Recorded data:
----

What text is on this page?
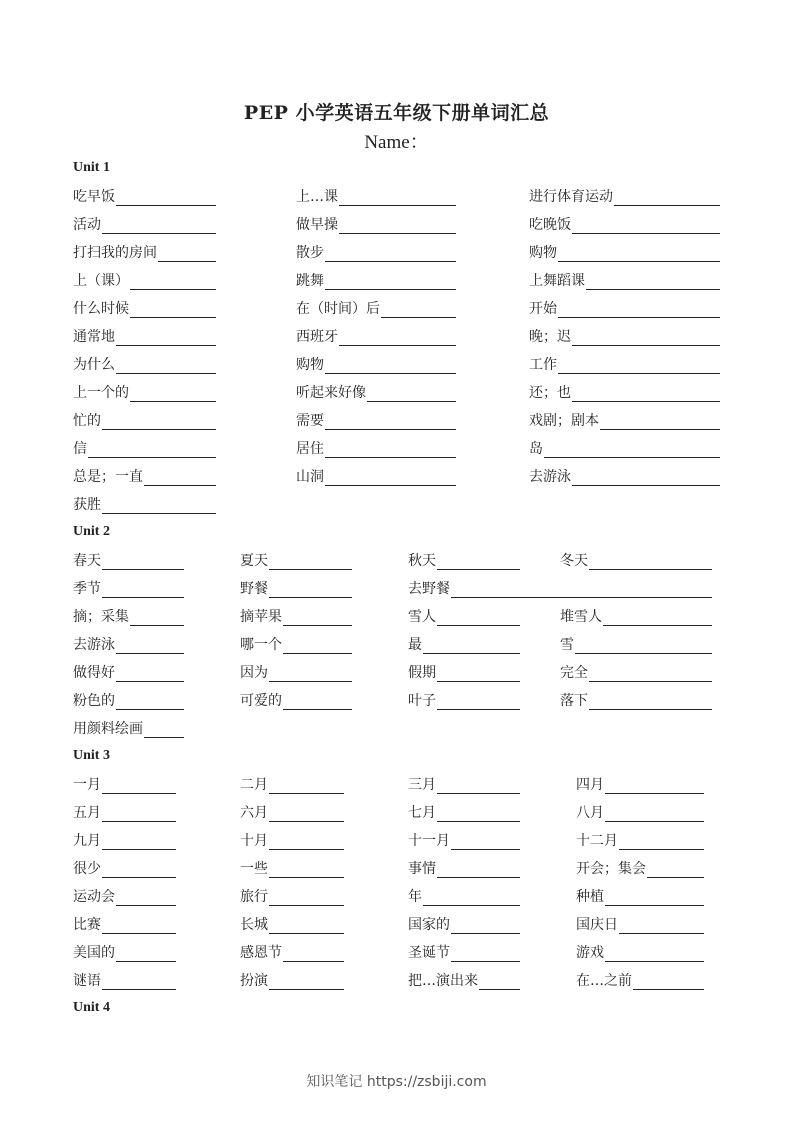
PEP 小学英语五年级下册单词汇总
Name：
Unit 1
吃早饭	上…课	进行体育运动
活动	做早操	吃晚饭
打扫我的房间	散步	购物
上（课）	跳舞	上舞蹈课
什么时候	在（时间）后	开始
通常地	西班牙	晚；迟
为什么	购物	工作
上一个的	听起来好像	还；也
忙的	需要	戏剧；剧本
信	居住	岛
总是；一直	山洞	去游泳
获胜
Unit 2
春天	夏天	秋天	冬天
季节	野餐	去野餐
摘；采集	摘苹果	雪人	堆雪人
去游泳	哪一个	最	雪
做得好	因为	假期	完全
粉色的	可爱的	叶子	落下
用颜料绘画
Unit 3
一月	二月	三月	四月
五月	六月	七月	八月
九月	十月	十一月	十二月
很少	一些	事情	开会；集会
运动会	旅行	年	种植
比赛	长城	国家的	国庆日
美国的	感恩节	圣诞节	游戏
谜语	扮演	把…演出来	在…之前
Unit 4
知识笔记 https://zsbiji.com
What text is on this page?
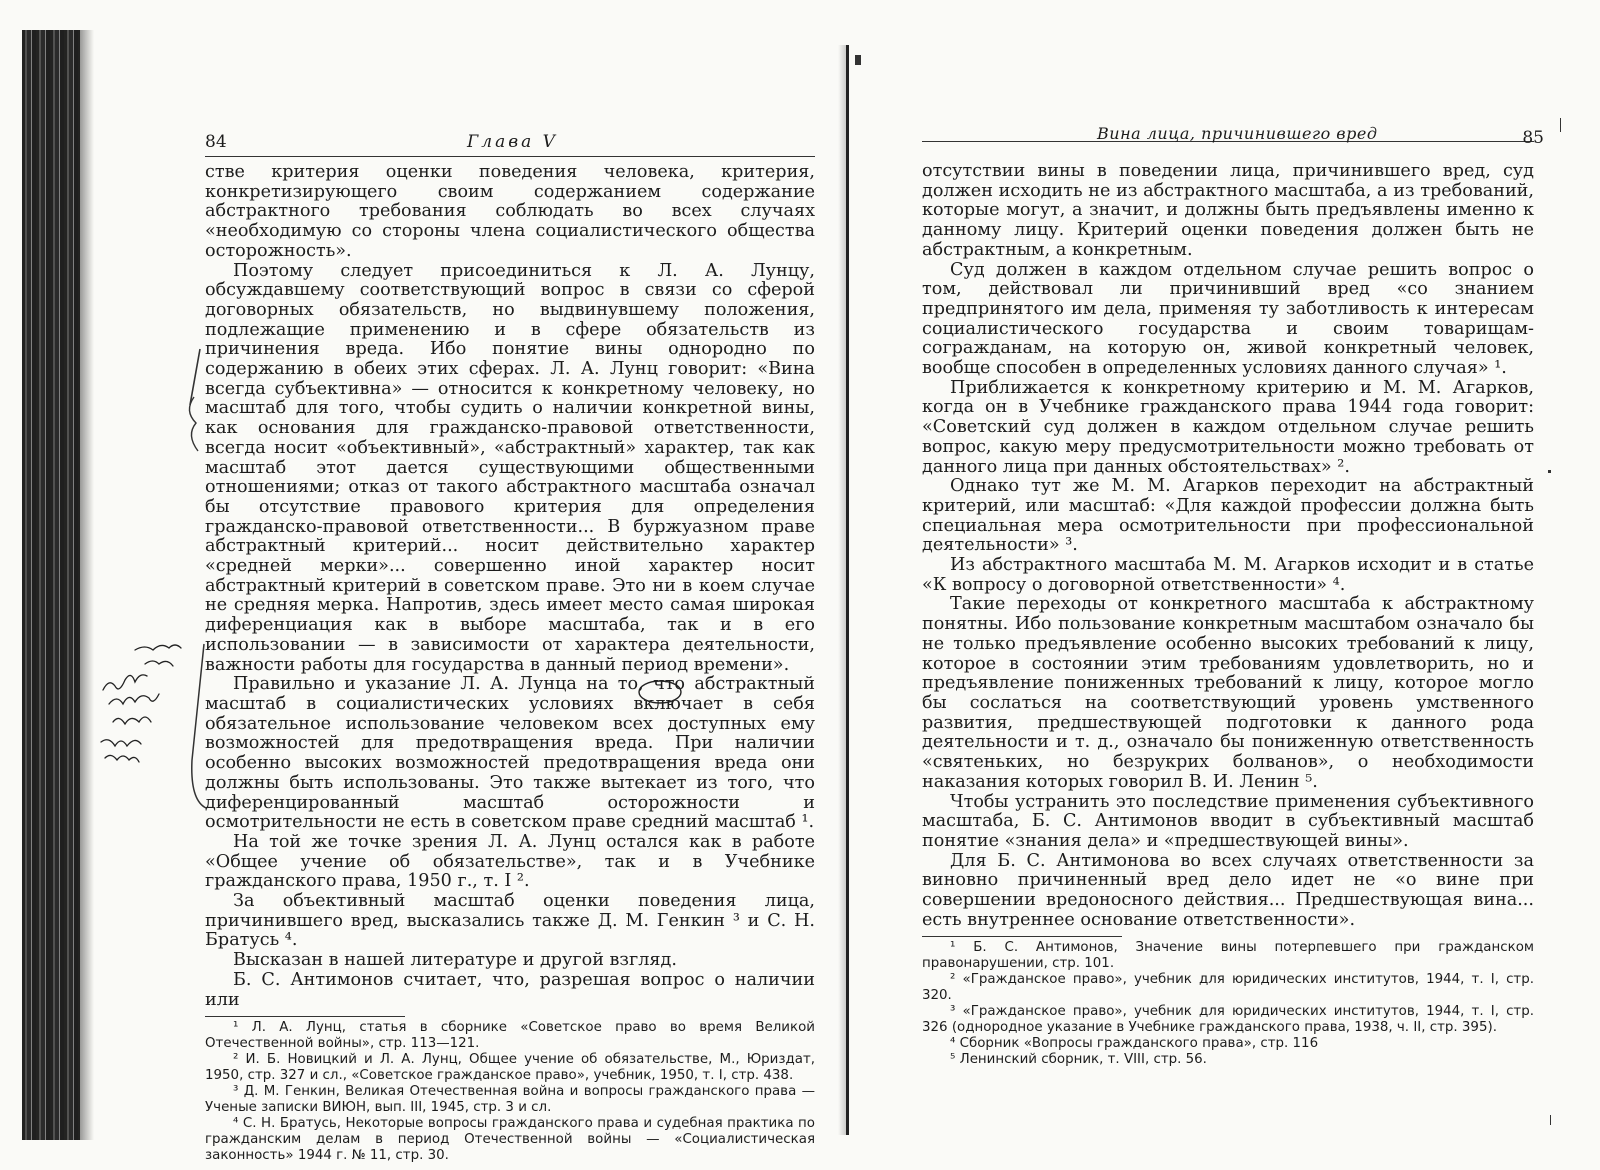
84	Глава V

стве критерия оценки поведения человека, критерия, конкретизирующего своим содержанием содержание абстрактного требования соблюдать во всех случаях «необходимую со стороны члена социалистического общества осторожность».

Поэтому следует присоединиться к Л. А. Лунцу, обсуждавшему соответствующий вопрос в связи со сферой договорных обязательств, но выдвинувшему положения, подлежащие применению и в сфере обязательств из причинения вреда. Ибо понятие вины однородно по содержанию в обеих этих сферах. Л. А. Лунц говорит: «Вина всегда субъективна» — относится к конкретному человеку, но масштаб для того, чтобы судить о наличии конкретной вины, как основания для гражданско-правовой ответственности, всегда носит «объективный», «абстрактный» характер, так как масштаб этот дается существующими общественными отношениями; отказ от такого абстрактного масштаба означал бы отсутствие правового критерия для определения гражданско-правовой ответственности... В буржуазном праве абстрактный критерий... носит действительно характер «средней мерки»... совершенно иной характер носит абстрактный критерий в советском праве. Это ни в коем случае не средняя мерка. Напротив, здесь имеет место самая широкая диференциация как в выборе масштаба, так и в его использовании — в зависимости от характера деятельности, важности работы для государства в данный период времени».

Правильно и указание Л. А. Лунца на то, что абстрактный масштаб в социалистических условиях включает в себя обязательное использование человеком всех доступных ему возможностей для предотвращения вреда. При наличии особенно высоких возможностей предотвращения вреда они должны быть использованы. Это также вытекает из того, что диференцированный масштаб осторожности и осмотрительности не есть в советском праве средний масштаб ¹.

На той же точке зрения Л. А. Лунц остался как в работе «Общее учение об обязательстве», так и в Учебнике гражданского права, 1950 г., т. I ².

За объективный масштаб оценки поведения лица, причинившего вред, высказались также Д. М. Генкин ³ и С. Н. Братусь ⁴.

Высказан в нашей литературе и другой взгляд.

Б. С. Антимонов считает, что, разрешая вопрос о наличии или

¹ Л. А. Лунц, статья в сборнике «Советское право во время Великой Отечественной войны», стр. 113—121.

² И. Б. Новицкий и Л. А. Лунц, Общее учение об обязательстве, М., Юриздат, 1950, стр. 327 и сл., «Советское гражданское право», учебник, 1950, т. I, стр. 438.

³ Д. М. Генкин, Великая Отечественная война и вопросы гражданского права — Ученые записки ВИЮН, вып. III, 1945, стр. 3 и сл.

⁴ С. Н. Братусь, Некоторые вопросы гражданского права и судебная практика по гражданским делам в период Отечественной войны — «Социалистическая законность» 1944 г. № 11, стр. 30.

Вина лица, причинившего вред	85

отсутствии вины в поведении лица, причинившего вред, суд должен исходить не из абстрактного масштаба, а из требований, которые могут, а значит, и должны быть предъявлены именно к данному лицу. Критерий оценки поведения должен быть не абстрактным, а конкретным.

Суд должен в каждом отдельном случае решить вопрос о том, действовал ли причинивший вред «со знанием предпринятого им дела, применяя ту заботливость к интересам социалистического государства и своим товарищам-согражданам, на которую он, живой конкретный человек, вообще способен в определенных условиях данного случая» ¹.

Приближается к конкретному критерию и М. М. Агарков, когда он в Учебнике гражданского права 1944 года говорит: «Советский суд должен в каждом отдельном случае решить вопрос, какую меру предусмотрительности можно требовать от данного лица при данных обстоятельствах» ².

Однако тут же М. М. Агарков переходит на абстрактный критерий, или масштаб: «Для каждой профессии должна быть специальная мера осмотрительности при профессиональной деятельности» ³.

Из абстрактного масштаба М. М. Агарков исходит и в статье «К вопросу о договорной ответственности» ⁴.

Такие переходы от конкретного масштаба к абстрактному понятны. Ибо пользование конкретным масштабом означало бы не только предъявление особенно высоких требований к лицу, которое в состоянии этим требованиям удовлетворить, но и предъявление пониженных требований к лицу, которое могло бы сослаться на соответствующий уровень умственного развития, предшествующей подготовки к данного рода деятельности и т. д., означало бы пониженную ответственность «святеньких, но безрукрих болванов», о необходимости наказания которых говорил В. И. Ленин ⁵.

Чтобы устранить это последствие применения субъективного масштаба, Б. С. Антимонов вводит в субъективный масштаб понятие «знания дела» и «предшествующей вины».

Для Б. С. Антимонова во всех случаях ответственности за виновно причиненный вред дело идет не «о вине при совершении вредоносного действия... Предшествующая вина... есть внутреннее основание ответственности».

¹ Б. С. Антимонов, Значение вины потерпевшего при гражданском правонарушении, стр. 101.

² «Гражданское право», учебник для юридических институтов, 1944, т. I, стр. 320.

³ «Гражданское право», учебник для юридических институтов, 1944, т. I, стр. 326 (однородное указание в Учебнике гражданского права, 1938, ч. II, стр. 395).

⁴ Сборник «Вопросы гражданского права», стр. 116

⁵ Ленинский сборник, т. VIII, стр. 56.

----

## Set problem
Count the lines in the records above that contain the word "оценки", and reply with only that number.

## Answer for the task
3